Slovenia Southern Europe


Postojna Cave in Slovenia


There are 7 Natural Wonders of the World, but arguably, in our opinion, there are indeed many, many more.  Undeniably the world is a place full of wondrous gems just waiting to be discovered…quite simply put, you just have to find them.  During our recent 2 week summer holiday in Italy, we realised that we were quite close to the Slovenian border.  Always wanting to tick off countries from our ‘bucket list’, we took this opportunity to visit two of Slovenia’s greatest tourist attractions; Postojna Cave and Predjama Castle.

Ok, so you may not think Predjama Castle is worthy of being called a ‘natural wonder’ as it is indeed man-made, except the cave; but spectacular it most certainly is.  As for Postojna Cave, which is the longest tourist cave in Slovenia; it is entirely natural and was carved out over thousands of years by the River Pivka Ponor.


The drive from Marina Julia (Italy) to Park Postojnska Jama in Slovenia took a little over one hour.  Slovenia is absolutely stunning and it was lovely to drive through beautiful picturesque towns and past well-kept vineyards.  Something for Mummy and Daddy to go back and explore (sample wine) one day.  Our arrival to the town of Postojna (pronounced po-stoy-na) came just after midday.  The sun was well and truly beating down on us.  Only upon arrival did we realise that we had made a catastrophic call that morning.  We failed to apply the golden rule of slip-slop-slap.  Our reckoning was that we’d be deep underground at Postojna Cave and away from the suns harmful rays…we neglected to factor in that we may have to queue.  It was by far one of the hottest days of our holiday; somewhere between high 20’s and low 30’s!

▶ [RECORDED INFORMATION]
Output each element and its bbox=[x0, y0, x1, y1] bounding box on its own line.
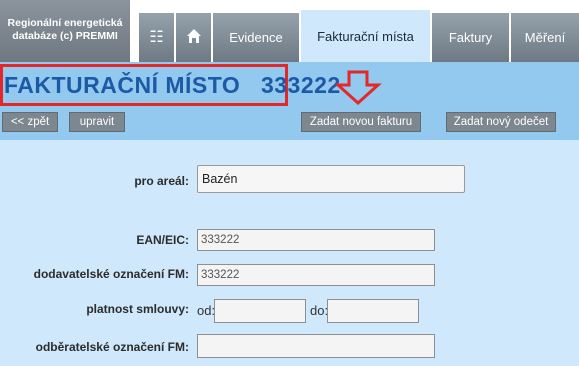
areal-label: pro areál: bbox=[134, 174, 189, 188]
tab-faktury-label: Faktury bbox=[448, 30, 493, 45]
home-button[interactable] bbox=[175, 13, 211, 62]
brand-line-1: Regionální energetická bbox=[7, 17, 123, 29]
tab-evidence-label: Evidence bbox=[229, 30, 283, 45]
customer-designation-field[interactable] bbox=[197, 334, 435, 358]
tab-fakturacni-mista-label: Fakturační místa bbox=[317, 28, 414, 44]
tab-faktury[interactable]: Faktury bbox=[431, 13, 509, 62]
validity-to-field[interactable] bbox=[327, 299, 419, 323]
tab-mereni-label: Měření bbox=[524, 30, 566, 45]
supplier-designation-field[interactable]: 333222 bbox=[197, 264, 435, 286]
areal-field[interactable]: Bazén bbox=[197, 165, 465, 193]
ean-field[interactable]: 333222 bbox=[197, 229, 435, 251]
menu-icon: ☷ bbox=[149, 28, 164, 46]
tab-mereni[interactable]: Měření bbox=[510, 13, 579, 62]
to-label: do: bbox=[310, 303, 329, 318]
ean-label: EAN/EIC: bbox=[136, 233, 189, 247]
title-highlight-frame: FAKTURAČNÍ MÍSTO 333222 bbox=[0, 64, 340, 106]
brand-logo: Regionální energetická databáze (c) PREM… bbox=[0, 0, 130, 62]
tab-evidence[interactable]: Evidence bbox=[212, 13, 299, 62]
top-navigation-bar: Regionální energetická databáze (c) PREM… bbox=[0, 0, 579, 62]
contract-validity-label: platnost smlouvy: bbox=[86, 302, 189, 316]
page-title: FAKTURAČNÍ MÍSTO 333222 bbox=[4, 71, 341, 98]
supplier-designation-label: dodavatelské označení FM: bbox=[33, 267, 189, 281]
menu-button[interactable]: ☷ bbox=[138, 13, 174, 62]
brand-line-2: databáze (c) PREMMI bbox=[12, 30, 118, 42]
from-label: od: bbox=[197, 303, 216, 318]
validity-from-field[interactable] bbox=[214, 299, 306, 323]
back-button[interactable]: << zpět bbox=[2, 112, 58, 132]
arrow-down-icon bbox=[334, 70, 382, 106]
tab-fakturacni-mista[interactable]: Fakturační místa bbox=[300, 10, 430, 62]
new-invoice-button[interactable]: Zadat novou fakturu bbox=[301, 112, 421, 132]
customer-designation-label: odběratelské označení FM: bbox=[35, 340, 189, 354]
new-reading-button[interactable]: Zadat nový odečet bbox=[446, 112, 556, 132]
home-icon bbox=[186, 28, 202, 48]
page-header: FAKTURAČNÍ MÍSTO 333222 << zpět upravit … bbox=[0, 62, 579, 140]
edit-button[interactable]: upravit bbox=[69, 112, 125, 132]
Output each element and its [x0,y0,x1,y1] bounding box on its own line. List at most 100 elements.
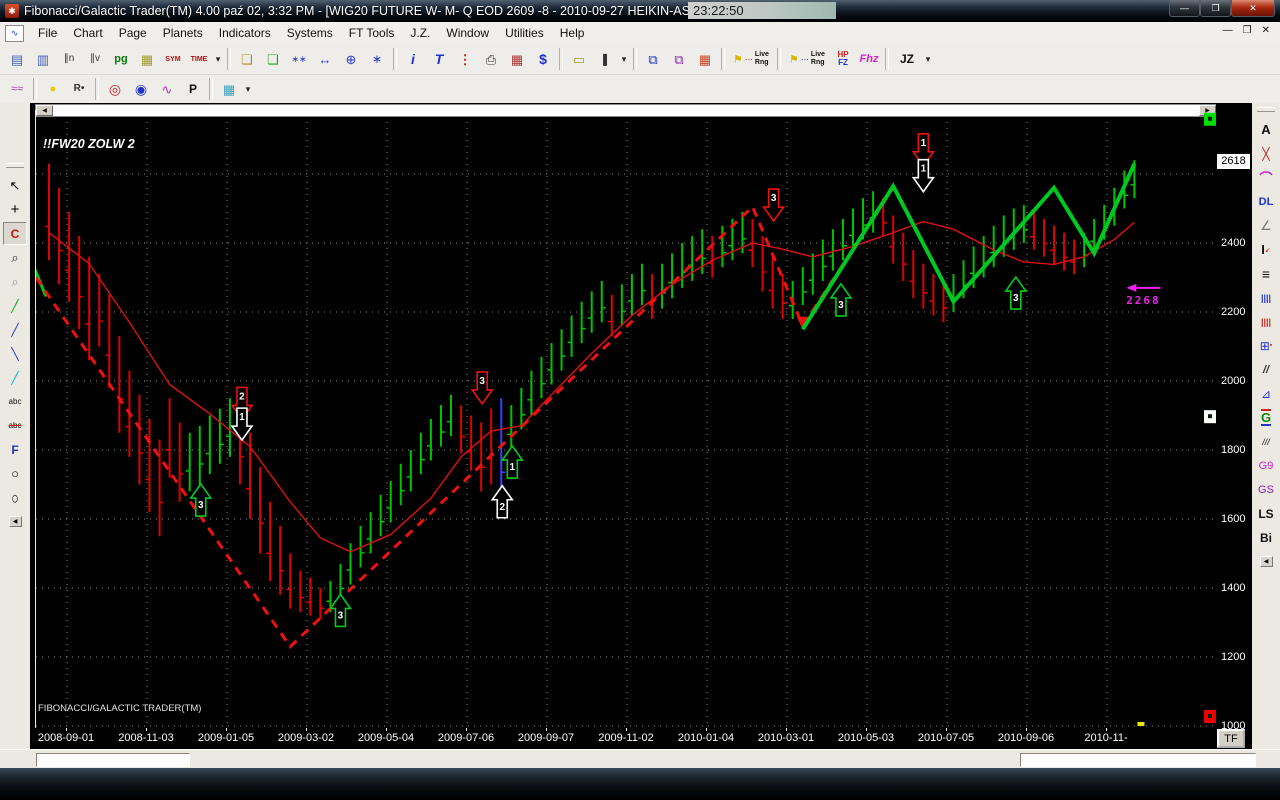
trendline-green-tool[interactable]: ╱ [3,294,27,317]
x-tick [626,728,627,731]
calendar-button[interactable]: ▦ [504,47,530,72]
text-label-tool[interactable]: abc [3,390,27,413]
menu-ft-tools[interactable]: FT Tools [341,23,403,43]
live-range-blue-button[interactable]: ⚑ ⋯ Live Rng [784,47,830,72]
x-tick-label: 2009-03-02 [277,732,335,744]
menu-indicators[interactable]: Indicators [211,23,279,43]
biorhythm-lines-button[interactable]: ≈≈ [4,77,30,102]
menu-window[interactable]: Window [438,23,497,43]
zoom-locked-tool[interactable]: ⌕ [3,270,27,293]
page-window-1-button[interactable]: ⧉ [640,47,666,72]
menu-file[interactable]: File [30,23,65,43]
menu-help[interactable]: Help [552,23,593,43]
delete-label-tool[interactable]: abc [3,414,27,437]
gs-tool[interactable]: GS [1254,478,1278,501]
menu-systems[interactable]: Systems [279,23,341,43]
planet-p-button[interactable]: P [180,77,206,102]
parallel-tool[interactable]: // [1254,358,1278,381]
hp-fz-button[interactable]: HP FZ [830,47,856,72]
dollar-button[interactable]: $ [530,47,556,72]
expand-bars-button[interactable]: ↔ [312,47,338,72]
jz-dropdown[interactable]: ▾ [922,47,934,72]
file-dropdown[interactable]: ▾ [212,47,224,72]
cross-pencils-tool[interactable]: ╳ [1254,142,1278,165]
print-button[interactable]: ⎙ [478,47,504,72]
aspect-lines-button[interactable]: ∿ [154,77,180,102]
cascade-windows-button[interactable]: ❏ [234,47,260,72]
scroll-left-button[interactable]: ◀ [1259,556,1273,567]
planet-wheel-button[interactable]: ◉ [128,77,154,102]
scroll-left-button[interactable]: ◀ [8,516,22,527]
bar-style-dropdown[interactable]: ▾ [618,47,630,72]
live-range-red-button[interactable]: ⚑ ⋯ Live Rng [728,47,774,72]
marker-pen-tool[interactable]: ╱ [3,366,27,389]
bi-tool[interactable]: Bi [1254,526,1278,549]
crosshair-tool[interactable]: + [3,198,27,221]
sym-button[interactable]: SYM [160,47,186,72]
intraday-v-button[interactable]: ∥v [82,47,108,72]
quote-grid-button[interactable]: ▦ [692,47,718,72]
f-h-z-button[interactable]: Fhz [856,47,882,72]
menu-chart[interactable]: Chart [65,23,110,43]
trendline-steep-tool[interactable]: ╲ [3,342,27,365]
orbit-circles-button[interactable]: ◎ [102,77,128,102]
pattern-tool[interactable]: ⊞ ▪ [1254,334,1278,357]
info-pointer-button[interactable]: i [400,47,426,72]
hlines-tool[interactable]: ≡ [1254,262,1278,285]
new-page-button[interactable]: ▤ [4,47,30,72]
pointer-tool[interactable]: ↖ [3,174,27,197]
page-group-button[interactable]: pg [108,47,134,72]
planet-motion-button[interactable]: ● [40,77,66,102]
fibonacci-tool[interactable]: F [3,438,27,461]
ruler-button[interactable]: ▭ [566,47,592,72]
mdi-minimize-button[interactable]: — [1223,25,1233,36]
gann-g-tool[interactable]: G [1254,406,1278,429]
toolbar-separator [227,48,231,70]
menu-page[interactable]: Page [111,23,155,43]
x-tick-label: 2010-03-01 [757,732,815,744]
angle-lines-tool[interactable]: ∠ [1254,214,1278,237]
circle-tool[interactable]: ○ [3,462,27,485]
page-window-2-button[interactable]: ⧉ [666,47,692,72]
tools-dropdown[interactable]: ▾ [242,77,254,102]
bar-style-button[interactable]: ❚ [592,47,618,72]
jz-button[interactable]: JZ [892,47,922,72]
time-button[interactable]: TIME [186,47,212,72]
arc-tool[interactable]: ⌒ [1254,166,1278,189]
angle-a-tool[interactable]: A [1254,118,1278,141]
price-chart[interactable]: 2 1 3 3 3 1 2 3 3 1 1 3 2268 !!FW20 ZOLW 2 FIBONACCI/G… [32,110,1218,729]
zoom-out-bars-button[interactable]: ∗ [364,47,390,72]
close-button[interactable]: ✕ [1231,0,1275,17]
menu-j-z-[interactable]: J.Z. [402,23,438,43]
zoom-region-tool[interactable]: ⌕ [3,246,27,269]
wedge-tool[interactable]: ⊿ [1254,382,1278,405]
fan-tool[interactable]: /// [1254,430,1278,453]
add-window-button[interactable]: ❏ [260,47,286,72]
ephemeris-grid-button[interactable]: ▦ [216,77,242,102]
mdi-close-button[interactable]: ✕ [1262,25,1270,36]
minimize-button[interactable]: — [1169,0,1200,17]
pan-button[interactable]: ⊕ [338,47,364,72]
menu-planets[interactable]: Planets [155,23,211,43]
traffic-light-button[interactable]: ⋮ [452,47,478,72]
text-note-button[interactable]: T [426,47,452,72]
ls-tool[interactable]: LS [1254,502,1278,525]
magnet-snap-tool[interactable]: C [3,222,27,245]
vlines-blue-tool[interactable]: |||| [1254,286,1278,309]
timeframe-button[interactable]: TF [1217,729,1245,748]
menu-utilities[interactable]: Utilities [497,23,552,43]
y-tick-label: 1800 [1221,444,1246,456]
ellipse-tool[interactable]: ○ [3,486,27,509]
vlines-red-tool[interactable]: |||| [1254,310,1278,333]
open-page-button[interactable]: ▥ [30,47,56,72]
symbol-window-button[interactable]: ▦ [134,47,160,72]
impulse-tool[interactable]: I ↙ [1254,238,1278,261]
g9-tool[interactable]: G9 [1254,454,1278,477]
restore-button[interactable]: ❐ [1200,0,1231,17]
compress-bars-button[interactable]: ∗∗ [286,47,312,72]
dl-tool[interactable]: DL [1254,190,1278,213]
retrograde-button[interactable]: R• [66,77,92,102]
trendline-blue-tool[interactable]: ╱ [3,318,27,341]
mdi-restore-button[interactable]: ❐ [1243,25,1252,36]
intraday-n-button[interactable]: ∥n [56,47,82,72]
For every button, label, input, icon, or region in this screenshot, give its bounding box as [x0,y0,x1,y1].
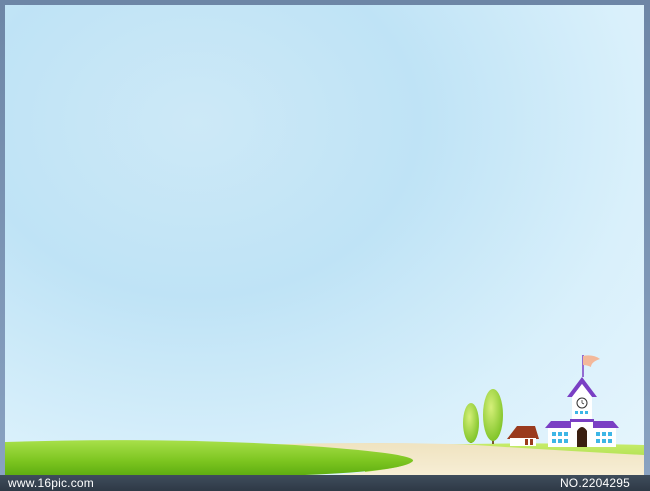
tree-icon [483,389,503,444]
tree-icon [463,403,479,443]
watermark-number: NO.2204295 [559,476,630,490]
school-icon [545,355,619,447]
house-icon [507,426,539,446]
landscape-scene [5,355,644,475]
flag-icon [582,355,600,377]
slide-canvas [5,5,644,475]
watermark-site: www.16pic.com [8,476,94,490]
clock-icon [576,397,588,409]
watermark-bar [0,475,650,491]
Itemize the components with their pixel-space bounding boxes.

▶ [OBJECTIVE A] Update everything in the Slovenia travel piece from "Ok, so you may" down to "River Pivka Ponor.", replacing "spectacular" with "impressive".
▶ [OBJECTIVE B] Write what comes next in the Slovenia travel piece, picking up after its final sentence.
The data is separate material, unrelated to the Slovenia travel piece.

▶ [EXPECTED ANSWER A]
Ok, so you may not think Predjama Castle is worthy of being called a ‘natural wonder’ as it is indeed man-made, except the cave; but impressive it most certainly is.  As for Postojna Cave, which is the longest tourist cave in Slovenia; it is entirely natural and was carved out over thousands of years by the River Pivka Ponor.

▶ [EXPECTED ANSWER B]
As we made our way to the Ticket Office we crossed a small wooden bridge with the peaceful River Pivka Ponor flowing directly beneath.  In the distance a church sat prominent above the tree line.  Walking past the Modrijan Homestead the water wheels were still turning even after 5 centuries of use.  Outside the restaurant there was a pig on a spit giving off the most amazing smells.  This Little Piggy wasn’t quite cooked otherwise it would have been pulled pork sarnies for lunch.  Just beyond, in the park garden, there was a colourful bee hive with lots of bee activity at the entrance.


The iconic Hotel Jama is nestled in the heart of Postojna Cave Park, and what a splendid hotel it is.  Back in 2016 the hotel underwent extensive renovations and the hotel website boasts of ‘top-of-the-line facilities and furnishings characterised by modern design and a touch of traditional elements’.  Now that’s a bold statement!  The hotel is also right next door to the entrance of Postojna Cave and the gift shops and restaurants located within the park.  We didn’t stay at Hotel Jama on this holiday, but rest assured we will…one day!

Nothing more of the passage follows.